--- Goal ---
Report every line in the listing that contains the string "COVID".

Records
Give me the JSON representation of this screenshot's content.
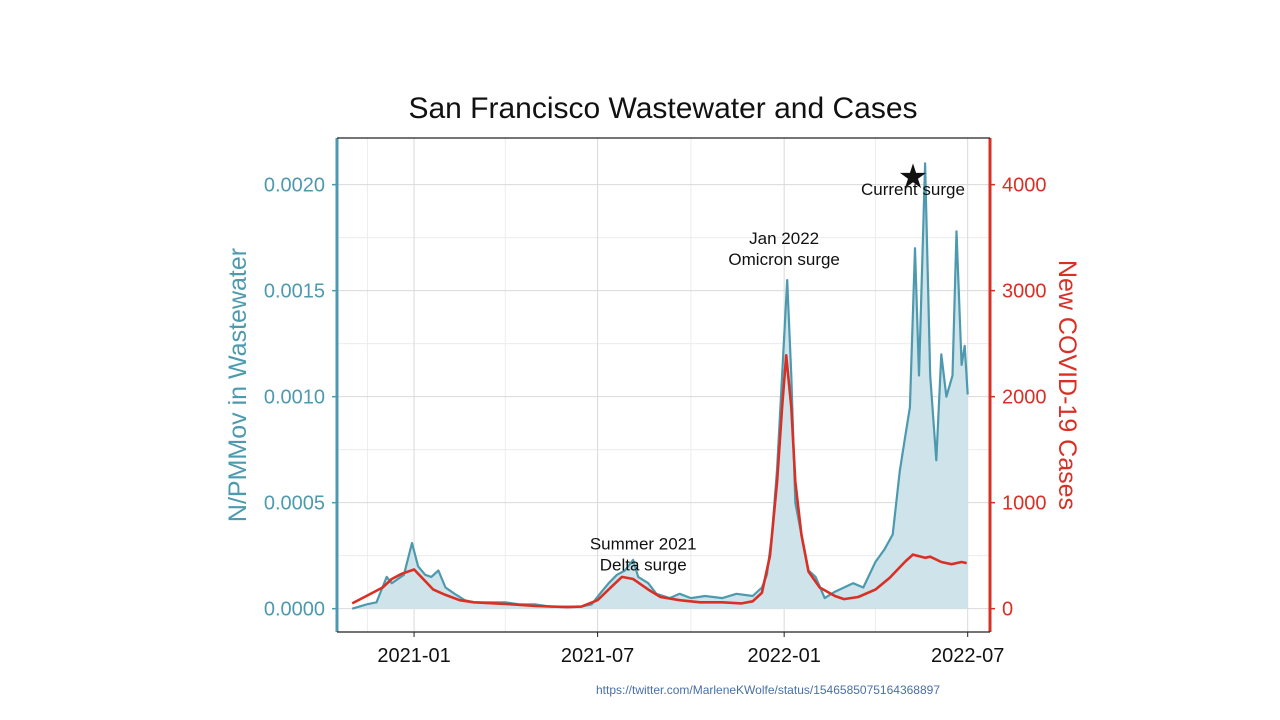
{
  "chart_data": {
    "type": "area",
    "title": "San Francisco Wastewater and Cases",
    "ylabel_left": "N/PMMov in Wastewater",
    "ylabel_right": "New COVID-19 Cases",
    "xlabel": "",
    "x_range": [
      "2020-10-17",
      "2022-07-23"
    ],
    "ylim_left": [
      -0.00011,
      0.00222
    ],
    "ylim_right": [
      -220,
      4440
    ],
    "x_ticks": [
      {
        "date": "2021-01-01",
        "label": "2021-01"
      },
      {
        "date": "2021-07-01",
        "label": "2021-07"
      },
      {
        "date": "2022-01-01",
        "label": "2022-01"
      },
      {
        "date": "2022-07-01",
        "label": "2022-07"
      }
    ],
    "left_ticks": [
      {
        "value": 0.0,
        "label": "0.0000"
      },
      {
        "value": 0.0005,
        "label": "0.0005"
      },
      {
        "value": 0.001,
        "label": "0.0010"
      },
      {
        "value": 0.0015,
        "label": "0.0015"
      },
      {
        "value": 0.002,
        "label": "0.0020"
      }
    ],
    "right_ticks": [
      {
        "value": 0,
        "label": "0"
      },
      {
        "value": 1000,
        "label": "1000"
      },
      {
        "value": 2000,
        "label": "2000"
      },
      {
        "value": 3000,
        "label": "3000"
      },
      {
        "value": 4000,
        "label": "4000"
      }
    ],
    "colors": {
      "wastewater": "#4d9aaf",
      "wastewater_fill": "#cfe3ea",
      "cases": "#d93025",
      "grid": "#d9d9d9",
      "frame": "#222222"
    },
    "series": [
      {
        "name": "N/PMMov in Wastewater",
        "axis": "left",
        "points": [
          [
            "2020-11-01",
            0.0
          ],
          [
            "2020-11-15",
            2e-05
          ],
          [
            "2020-11-25",
            3e-05
          ],
          [
            "2020-12-05",
            0.00015
          ],
          [
            "2020-12-10",
            0.00012
          ],
          [
            "2020-12-22",
            0.00016
          ],
          [
            "2020-12-30",
            0.00031
          ],
          [
            "2021-01-05",
            0.0002
          ],
          [
            "2021-01-12",
            0.00016
          ],
          [
            "2021-01-18",
            0.00015
          ],
          [
            "2021-01-25",
            0.00018
          ],
          [
            "2021-02-01",
            0.0001
          ],
          [
            "2021-02-10",
            7e-05
          ],
          [
            "2021-02-20",
            4e-05
          ],
          [
            "2021-03-01",
            3e-05
          ],
          [
            "2021-03-15",
            3e-05
          ],
          [
            "2021-04-01",
            3e-05
          ],
          [
            "2021-04-15",
            2e-05
          ],
          [
            "2021-05-01",
            2e-05
          ],
          [
            "2021-05-15",
            1e-05
          ],
          [
            "2021-06-01",
            1e-05
          ],
          [
            "2021-06-15",
            1e-05
          ],
          [
            "2021-06-25",
            2e-05
          ],
          [
            "2021-07-05",
            8e-05
          ],
          [
            "2021-07-12",
            0.00012
          ],
          [
            "2021-07-20",
            0.00016
          ],
          [
            "2021-07-28",
            0.00018
          ],
          [
            "2021-08-05",
            0.00023
          ],
          [
            "2021-08-10",
            0.00015
          ],
          [
            "2021-08-20",
            0.00012
          ],
          [
            "2021-08-28",
            7e-05
          ],
          [
            "2021-09-10",
            5e-05
          ],
          [
            "2021-09-20",
            7e-05
          ],
          [
            "2021-10-01",
            5e-05
          ],
          [
            "2021-10-15",
            6e-05
          ],
          [
            "2021-11-01",
            5e-05
          ],
          [
            "2021-11-15",
            7e-05
          ],
          [
            "2021-12-01",
            6e-05
          ],
          [
            "2021-12-10",
            0.0001
          ],
          [
            "2021-12-15",
            0.00016
          ],
          [
            "2021-12-20",
            0.00035
          ],
          [
            "2021-12-25",
            0.00066
          ],
          [
            "2021-12-30",
            0.0011
          ],
          [
            "2022-01-04",
            0.00155
          ],
          [
            "2022-01-08",
            0.0011
          ],
          [
            "2022-01-12",
            0.0005
          ],
          [
            "2022-01-18",
            0.00035
          ],
          [
            "2022-01-25",
            0.00018
          ],
          [
            "2022-02-01",
            0.00015
          ],
          [
            "2022-02-10",
            5e-05
          ],
          [
            "2022-02-20",
            8e-05
          ],
          [
            "2022-03-01",
            0.0001
          ],
          [
            "2022-03-10",
            0.00012
          ],
          [
            "2022-03-20",
            0.0001
          ],
          [
            "2022-04-01",
            0.00022
          ],
          [
            "2022-04-10",
            0.00028
          ],
          [
            "2022-04-18",
            0.00035
          ],
          [
            "2022-04-25",
            0.00065
          ],
          [
            "2022-04-30",
            0.0008
          ],
          [
            "2022-05-05",
            0.00095
          ],
          [
            "2022-05-10",
            0.0017
          ],
          [
            "2022-05-14",
            0.0011
          ],
          [
            "2022-05-20",
            0.0021
          ],
          [
            "2022-05-25",
            0.0011
          ],
          [
            "2022-05-31",
            0.0007
          ],
          [
            "2022-06-05",
            0.0012
          ],
          [
            "2022-06-10",
            0.001
          ],
          [
            "2022-06-16",
            0.0011
          ],
          [
            "2022-06-20",
            0.00178
          ],
          [
            "2022-06-25",
            0.00115
          ],
          [
            "2022-06-28",
            0.00124
          ],
          [
            "2022-07-01",
            0.00101
          ]
        ]
      },
      {
        "name": "New COVID-19 Cases",
        "axis": "right",
        "points": [
          [
            "2020-11-01",
            50
          ],
          [
            "2020-11-15",
            120
          ],
          [
            "2020-12-01",
            200
          ],
          [
            "2020-12-10",
            280
          ],
          [
            "2020-12-20",
            330
          ],
          [
            "2021-01-01",
            370
          ],
          [
            "2021-01-10",
            280
          ],
          [
            "2021-01-20",
            180
          ],
          [
            "2021-02-01",
            130
          ],
          [
            "2021-02-15",
            80
          ],
          [
            "2021-03-01",
            60
          ],
          [
            "2021-04-01",
            45
          ],
          [
            "2021-05-01",
            25
          ],
          [
            "2021-06-01",
            15
          ],
          [
            "2021-06-15",
            20
          ],
          [
            "2021-07-01",
            80
          ],
          [
            "2021-07-15",
            210
          ],
          [
            "2021-07-25",
            300
          ],
          [
            "2021-08-05",
            280
          ],
          [
            "2021-08-20",
            180
          ],
          [
            "2021-09-01",
            110
          ],
          [
            "2021-09-20",
            80
          ],
          [
            "2021-10-10",
            60
          ],
          [
            "2021-11-01",
            60
          ],
          [
            "2021-11-20",
            50
          ],
          [
            "2021-12-01",
            70
          ],
          [
            "2021-12-10",
            150
          ],
          [
            "2021-12-18",
            500
          ],
          [
            "2021-12-25",
            1200
          ],
          [
            "2021-12-30",
            1900
          ],
          [
            "2022-01-03",
            2390
          ],
          [
            "2022-01-08",
            1900
          ],
          [
            "2022-01-12",
            1200
          ],
          [
            "2022-01-18",
            700
          ],
          [
            "2022-01-25",
            350
          ],
          [
            "2022-02-05",
            200
          ],
          [
            "2022-02-20",
            120
          ],
          [
            "2022-03-01",
            90
          ],
          [
            "2022-03-15",
            110
          ],
          [
            "2022-04-01",
            180
          ],
          [
            "2022-04-15",
            290
          ],
          [
            "2022-05-01",
            450
          ],
          [
            "2022-05-08",
            510
          ],
          [
            "2022-05-20",
            480
          ],
          [
            "2022-05-25",
            490
          ],
          [
            "2022-06-05",
            440
          ],
          [
            "2022-06-15",
            420
          ],
          [
            "2022-06-25",
            440
          ],
          [
            "2022-06-30",
            430
          ]
        ]
      }
    ],
    "annotations": [
      {
        "text": [
          "Summer 2021",
          "Delta surge"
        ],
        "date": "2021-08-15",
        "y": 0.00028
      },
      {
        "text": [
          "Jan 2022",
          "Omicron surge"
        ],
        "date": "2022-01-01",
        "y": 0.00172
      },
      {
        "text": [
          "Current surge"
        ],
        "date": "2022-05-08",
        "y": 0.00195
      }
    ],
    "marker": {
      "symbol": "★",
      "date": "2022-05-08",
      "y": 0.00204
    }
  },
  "source_url": "https://twitter.com/MarleneKWolfe/status/1546585075164368897"
}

--- Reply ---
    "ylabel_right": "New COVID-19 Cases",
        "name": "New COVID-19 Cases",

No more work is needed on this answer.